[LLVMdev] loop vectorizer

Wed Oct 30 10:50:17 PDT 2013

----- Original Message -----
> 
> 
> I ran the BB vectorizer as I guess this is the SLP vectorizer.

No, while the BB vectorizer is doing a form of SLP vectorization, there is a separate SLP vectorization pass which uses a different algorithm. You can pass -vectorize-slp to opt.

 -Hal

> 
> BBV: using target information
> BBV: fusing loop #1 for for.body in _Z3barmmPfS_S_...
> BBV: found 2 instructions with candidate pairs
> BBV: found 0 pair connections.
> BBV: done!
> 
> However, this was run on the unrolled loop (I guess).
> 
> Here is the IR printed by 'opt':
> 
> entry:
> %cmp9 = icmp ult i64 %start, %end
> br i1 %cmp9, label %for.body, label %for.end
> 
> for.body: ; preds = %entry, %for.body
> %storemerge10 = phi i64 [ %inc, %for.body ], [ %start, %entry ]
> %div = lshr i64 %storemerge10, 2
> %mul1 = shl i64 %div, 3
> %rem = and i64 %storemerge10, 3
> %add2 = or i64 %mul1, %rem
> %0 = lshr i64 %storemerge10, 1
> %add51 = shl i64 %0, 2
> %mul6 = or i64 %rem, %add51
> %add8 = or i64 %mul6, 4
> %arrayidx = getelementptr inbounds float* %a, i64 %add2
> %1 = load float* %arrayidx, align 4
> %arrayidx9 = getelementptr inbounds float* %b, i64 %add2
> %2 = load float* %arrayidx9, align 4
> %add10 = fadd float %1, %2
> %arrayidx11 = getelementptr inbounds float* %c, i64 %add2
> store float %add10, float* %arrayidx11, align 4
> %arrayidx12 = getelementptr inbounds float* %a, i64 %add8
> %3 = load float* %arrayidx12, align 4
> %arrayidx13 = getelementptr inbounds float* %b, i64 %add8
> %4 = load float* %arrayidx13, align 4
> %add14 = fadd float %3, %4
> %arrayidx15 = getelementptr inbounds float* %c, i64 %add8
> store float %add14, float* %arrayidx15, align 4
> %inc = add i64 %storemerge10, 1
> %exitcond = icmp eq i64 %inc, %end
> br i1 %exitcond, label %for.end, label %for.body
> 
> for.end: ; preds = %for.body, %entry
> ret void
> 
> 
> Is what you're saying that I should unroll the loop first by a given
> factor and then run SLP again? How would I do that say for a factor
> of 2?
> 
> Frank
> 
> 
> 
> On 30/10/13 13:28, Renato Golin wrote:
> 
> 
> 
> 
> On 30 October 2013 09:25, Nadav Rotem < nrotem at apple.com > wrote:
> 
> 
> The access pattern to arrays a and b is non-linear. Unrolled loops
> are usually handled by the SLP-vectorizer. Are ir0 and ir1
> consecutive for all values for i ?

# Exercise set
1. Answer from the loop vectorizer thread:
(a) What option can be passed to opt to run the separate SLP vectorization pass?
(b) How many instructions with candidate pairs did the BBV output report?
(c) According to Nadav Rotem, what usually handles unrolled loops?
2. From the loop vectorizer thread, return the passage starting with "----- Original Message" and going on through "-vectorize-slp to opt.".
The records are separate material, unrelated to the loop vectorizer thread.

# Material shown
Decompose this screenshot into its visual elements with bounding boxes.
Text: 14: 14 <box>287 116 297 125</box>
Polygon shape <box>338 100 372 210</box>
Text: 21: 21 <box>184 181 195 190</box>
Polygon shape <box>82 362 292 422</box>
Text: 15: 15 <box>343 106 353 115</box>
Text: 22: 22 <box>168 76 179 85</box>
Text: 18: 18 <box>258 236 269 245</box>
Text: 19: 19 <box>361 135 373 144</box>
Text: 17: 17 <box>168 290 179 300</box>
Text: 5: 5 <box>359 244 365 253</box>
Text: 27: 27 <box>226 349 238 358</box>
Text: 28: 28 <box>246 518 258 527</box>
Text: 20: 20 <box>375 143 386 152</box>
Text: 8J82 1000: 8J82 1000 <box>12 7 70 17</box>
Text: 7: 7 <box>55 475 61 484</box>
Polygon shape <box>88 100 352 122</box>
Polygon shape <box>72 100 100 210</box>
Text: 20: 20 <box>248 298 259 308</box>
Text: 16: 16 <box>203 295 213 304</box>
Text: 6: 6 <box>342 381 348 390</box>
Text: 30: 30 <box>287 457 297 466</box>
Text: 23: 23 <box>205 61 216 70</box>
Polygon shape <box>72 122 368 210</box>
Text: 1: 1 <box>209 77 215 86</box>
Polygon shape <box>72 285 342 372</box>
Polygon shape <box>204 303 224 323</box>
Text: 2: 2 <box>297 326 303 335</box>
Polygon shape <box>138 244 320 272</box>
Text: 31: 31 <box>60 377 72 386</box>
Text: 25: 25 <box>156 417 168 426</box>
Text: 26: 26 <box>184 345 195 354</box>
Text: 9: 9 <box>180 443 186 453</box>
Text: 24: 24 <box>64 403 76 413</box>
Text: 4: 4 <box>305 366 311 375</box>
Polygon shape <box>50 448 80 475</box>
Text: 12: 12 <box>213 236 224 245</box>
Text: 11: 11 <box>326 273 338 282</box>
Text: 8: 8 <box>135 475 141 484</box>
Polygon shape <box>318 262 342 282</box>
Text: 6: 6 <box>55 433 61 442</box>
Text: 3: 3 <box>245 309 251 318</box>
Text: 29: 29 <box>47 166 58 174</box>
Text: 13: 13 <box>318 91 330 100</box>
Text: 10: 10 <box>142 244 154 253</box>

# Responses by task
1.
(a) -vectorize-slp
(b) 2
(c) The SLP-vectorizer

2.
----- Original Message -----
> 
> 
> I ran the BB vectorizer as I guess this is the SLP vectorizer.

No, while the BB vectorizer is doing a form of SLP vectorization, there is a separate SLP vectorization pass which uses a different algorithm. You can pass -vectorize-slp to opt.